- _Exercise aim_: Nothing in the data should change when you return it, but leave the pictures out.

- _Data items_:

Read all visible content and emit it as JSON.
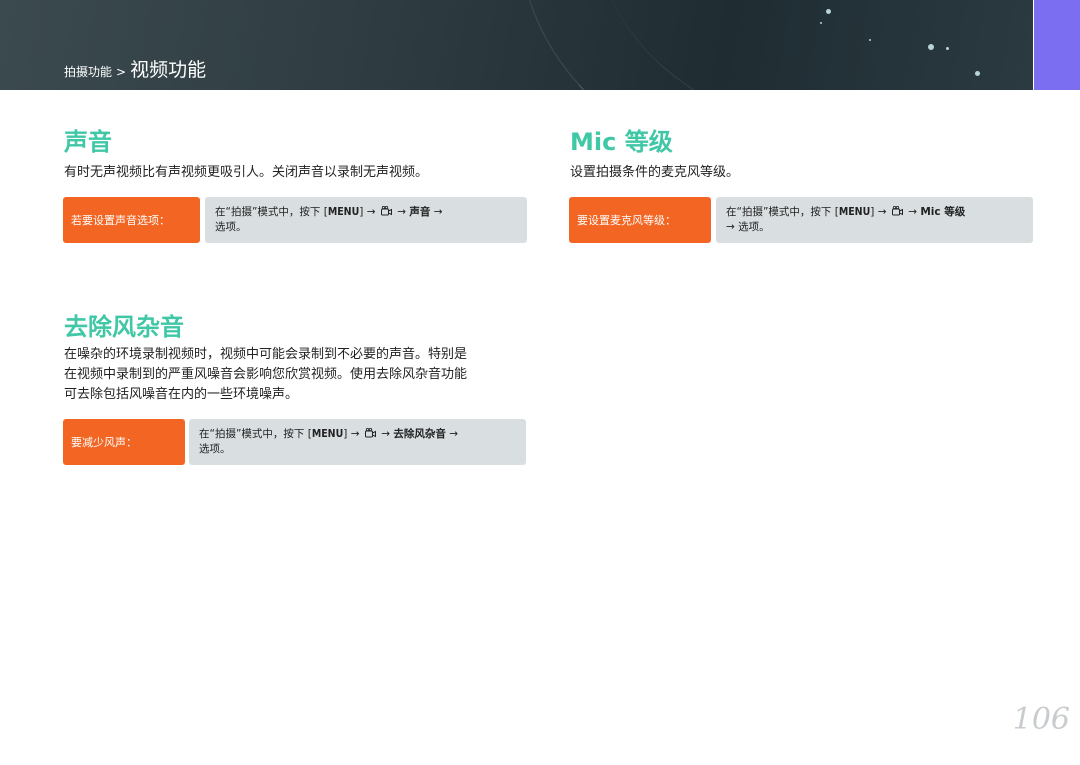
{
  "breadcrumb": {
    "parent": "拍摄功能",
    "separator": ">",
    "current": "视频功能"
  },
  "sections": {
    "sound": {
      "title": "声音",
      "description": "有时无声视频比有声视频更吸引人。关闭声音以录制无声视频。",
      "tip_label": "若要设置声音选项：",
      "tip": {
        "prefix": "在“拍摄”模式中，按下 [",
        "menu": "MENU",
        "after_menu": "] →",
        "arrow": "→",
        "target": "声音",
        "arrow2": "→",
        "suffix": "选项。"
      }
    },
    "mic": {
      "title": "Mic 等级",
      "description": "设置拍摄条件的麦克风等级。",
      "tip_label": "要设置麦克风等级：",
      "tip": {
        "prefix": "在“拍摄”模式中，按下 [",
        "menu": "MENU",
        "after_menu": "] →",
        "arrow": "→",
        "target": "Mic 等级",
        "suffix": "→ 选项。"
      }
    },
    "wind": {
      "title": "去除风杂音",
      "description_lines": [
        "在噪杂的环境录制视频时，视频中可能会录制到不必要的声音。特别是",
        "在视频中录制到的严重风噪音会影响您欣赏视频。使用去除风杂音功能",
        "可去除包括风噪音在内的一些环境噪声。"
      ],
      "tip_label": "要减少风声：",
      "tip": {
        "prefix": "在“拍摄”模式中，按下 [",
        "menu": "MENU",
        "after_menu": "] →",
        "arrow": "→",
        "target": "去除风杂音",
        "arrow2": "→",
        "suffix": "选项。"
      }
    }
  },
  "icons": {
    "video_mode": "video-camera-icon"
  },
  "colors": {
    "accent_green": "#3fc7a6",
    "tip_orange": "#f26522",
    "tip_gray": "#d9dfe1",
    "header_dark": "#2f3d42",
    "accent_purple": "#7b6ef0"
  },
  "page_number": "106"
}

- _The solution_:
Read all visible content and emit it as JSON.
{
  "breadcrumb": {
    "parent": "拍摄功能",
    "separator": ">",
    "current": "视频功能"
  },
  "sections": {
    "sound": {
      "title": "声音",
      "description": "有时无声视频比有声视频更吸引人。关闭声音以录制无声视频。",
      "tip_label": "若要设置声音选项：",
      "tip": {
        "prefix": "在“拍摄”模式中，按下 [",
        "menu": "MENU",
        "after_menu": "] →",
        "arrow": "→",
        "target": "声音",
        "arrow2": "→",
        "suffix": "选项。"
      }
    },
    "mic": {
      "title": "Mic 等级",
      "description": "设置拍摄条件的麦克风等级。",
      "tip_label": "要设置麦克风等级：",
      "tip": {
        "prefix": "在“拍摄”模式中，按下 [",
        "menu": "MENU",
        "after_menu": "] →",
        "arrow": "→",
        "target": "Mic 等级",
        "suffix": "→ 选项。"
      }
    },
    "wind": {
      "title": "去除风杂音",
      "description_lines": [
        "在噪杂的环境录制视频时，视频中可能会录制到不必要的声音。特别是",
        "在视频中录制到的严重风噪音会影响您欣赏视频。使用去除风杂音功能",
        "可去除包括风噪音在内的一些环境噪声。"
      ],
      "tip_label": "要减少风声：",
      "tip": {
        "prefix": "在“拍摄”模式中，按下 [",
        "menu": "MENU",
        "after_menu": "] →",
        "arrow": "→",
        "target": "去除风杂音",
        "arrow2": "→",
        "suffix": "选项。"
      }
    }
  },
  "icons": {
    "video_mode": "video-camera-icon"
  },
  "colors": {
    "accent_green": "#3fc7a6",
    "tip_orange": "#f26522",
    "tip_gray": "#d9dfe1",
    "header_dark": "#2f3d42",
    "accent_purple": "#7b6ef0"
  },
  "page_number": "106"
}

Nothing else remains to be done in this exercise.